Look for the string "https" in the lines and copy each line that has it.

● **Task input**:
* * * * * * *

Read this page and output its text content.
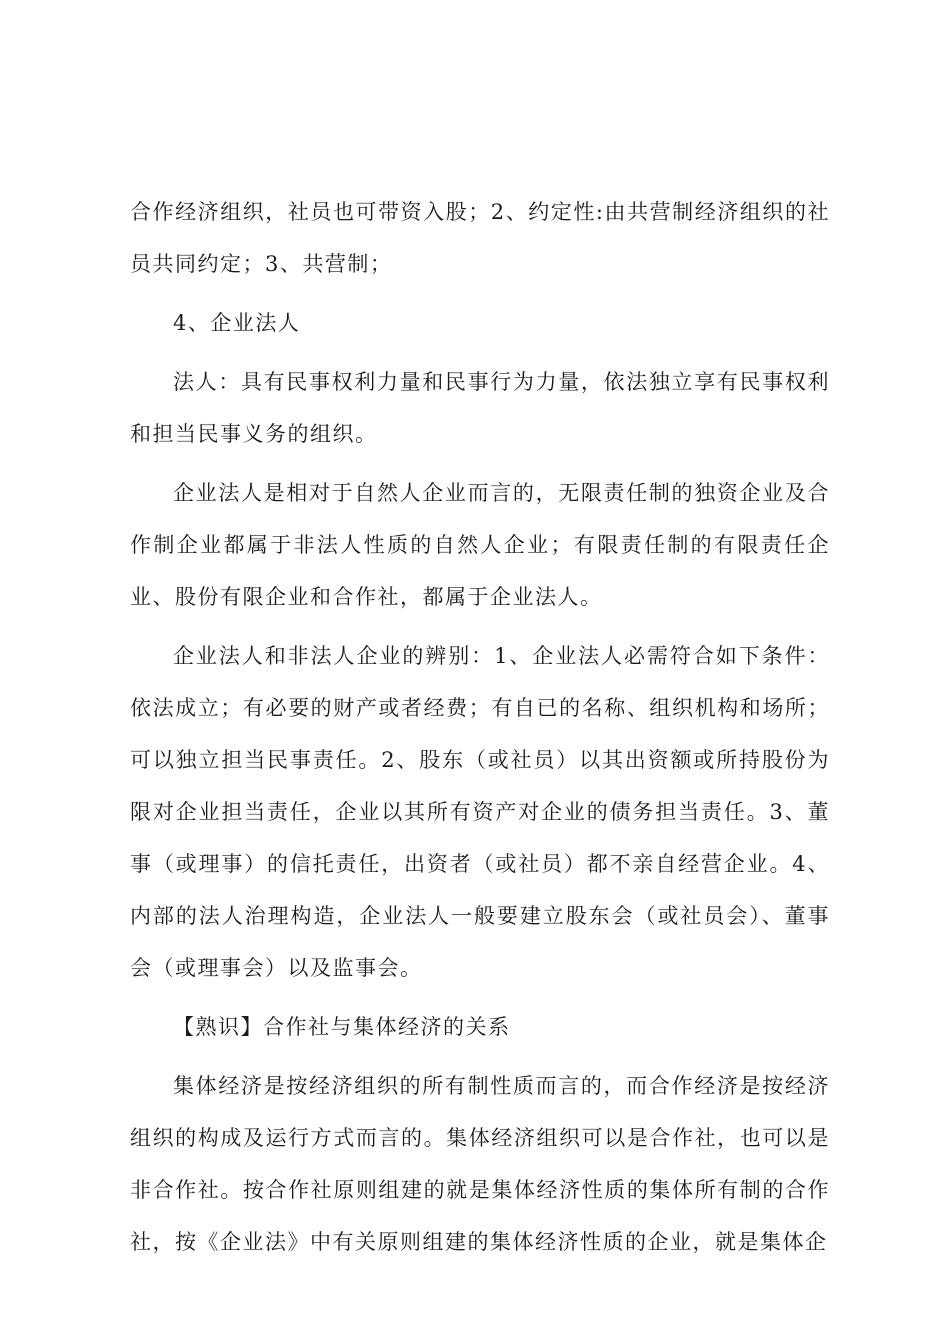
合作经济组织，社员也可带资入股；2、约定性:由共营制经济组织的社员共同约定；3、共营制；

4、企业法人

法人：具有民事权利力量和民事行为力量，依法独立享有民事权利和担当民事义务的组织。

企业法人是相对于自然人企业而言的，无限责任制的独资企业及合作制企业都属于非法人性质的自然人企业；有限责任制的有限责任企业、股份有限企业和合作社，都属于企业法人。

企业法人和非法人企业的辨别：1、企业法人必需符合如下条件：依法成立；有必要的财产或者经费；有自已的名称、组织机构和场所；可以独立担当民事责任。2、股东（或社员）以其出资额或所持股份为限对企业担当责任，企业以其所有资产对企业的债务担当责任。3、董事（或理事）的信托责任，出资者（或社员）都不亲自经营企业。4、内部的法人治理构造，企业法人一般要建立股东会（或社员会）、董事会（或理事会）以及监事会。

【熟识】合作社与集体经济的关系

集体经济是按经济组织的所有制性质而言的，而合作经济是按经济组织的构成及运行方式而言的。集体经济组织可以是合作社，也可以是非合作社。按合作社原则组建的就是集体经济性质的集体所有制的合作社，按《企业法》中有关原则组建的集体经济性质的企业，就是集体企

* * * * * * *

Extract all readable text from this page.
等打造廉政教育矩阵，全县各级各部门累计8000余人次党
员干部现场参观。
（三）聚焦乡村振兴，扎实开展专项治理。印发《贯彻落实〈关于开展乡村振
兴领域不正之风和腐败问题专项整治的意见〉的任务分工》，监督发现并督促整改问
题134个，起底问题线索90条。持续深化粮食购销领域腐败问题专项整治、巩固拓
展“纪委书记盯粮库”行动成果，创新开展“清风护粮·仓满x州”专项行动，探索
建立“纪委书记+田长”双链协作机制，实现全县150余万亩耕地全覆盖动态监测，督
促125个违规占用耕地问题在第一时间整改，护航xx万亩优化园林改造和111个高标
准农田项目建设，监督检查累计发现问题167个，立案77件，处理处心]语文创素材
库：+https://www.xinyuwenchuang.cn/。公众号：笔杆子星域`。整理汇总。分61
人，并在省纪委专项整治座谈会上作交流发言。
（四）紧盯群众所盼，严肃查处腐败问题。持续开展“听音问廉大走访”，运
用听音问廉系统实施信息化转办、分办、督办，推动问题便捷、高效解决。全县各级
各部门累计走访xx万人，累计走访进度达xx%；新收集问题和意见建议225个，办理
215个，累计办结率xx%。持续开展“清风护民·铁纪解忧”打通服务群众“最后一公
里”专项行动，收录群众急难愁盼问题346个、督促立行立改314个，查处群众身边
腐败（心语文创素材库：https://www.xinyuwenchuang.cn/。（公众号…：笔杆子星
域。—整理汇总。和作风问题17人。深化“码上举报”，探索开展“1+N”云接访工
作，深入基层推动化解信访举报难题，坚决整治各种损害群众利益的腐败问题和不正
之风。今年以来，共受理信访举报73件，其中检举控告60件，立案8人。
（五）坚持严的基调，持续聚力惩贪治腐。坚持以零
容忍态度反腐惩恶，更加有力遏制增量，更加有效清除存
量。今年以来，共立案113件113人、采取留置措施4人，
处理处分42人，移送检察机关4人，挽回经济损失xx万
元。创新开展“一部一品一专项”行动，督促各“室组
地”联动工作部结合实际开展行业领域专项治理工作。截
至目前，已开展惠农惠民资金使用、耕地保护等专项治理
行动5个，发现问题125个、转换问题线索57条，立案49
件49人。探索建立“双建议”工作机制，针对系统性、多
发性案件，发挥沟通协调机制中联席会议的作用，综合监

* * * * * * *

● **Solution to the exercise**:
库：+https://www.xinyuwenchuang.cn/。公众号：笔杆子星域`。整理汇总。分61
腐败（心语文创素材库：https://www.xinyuwenchuang.cn/。（公众号…：笔杆子星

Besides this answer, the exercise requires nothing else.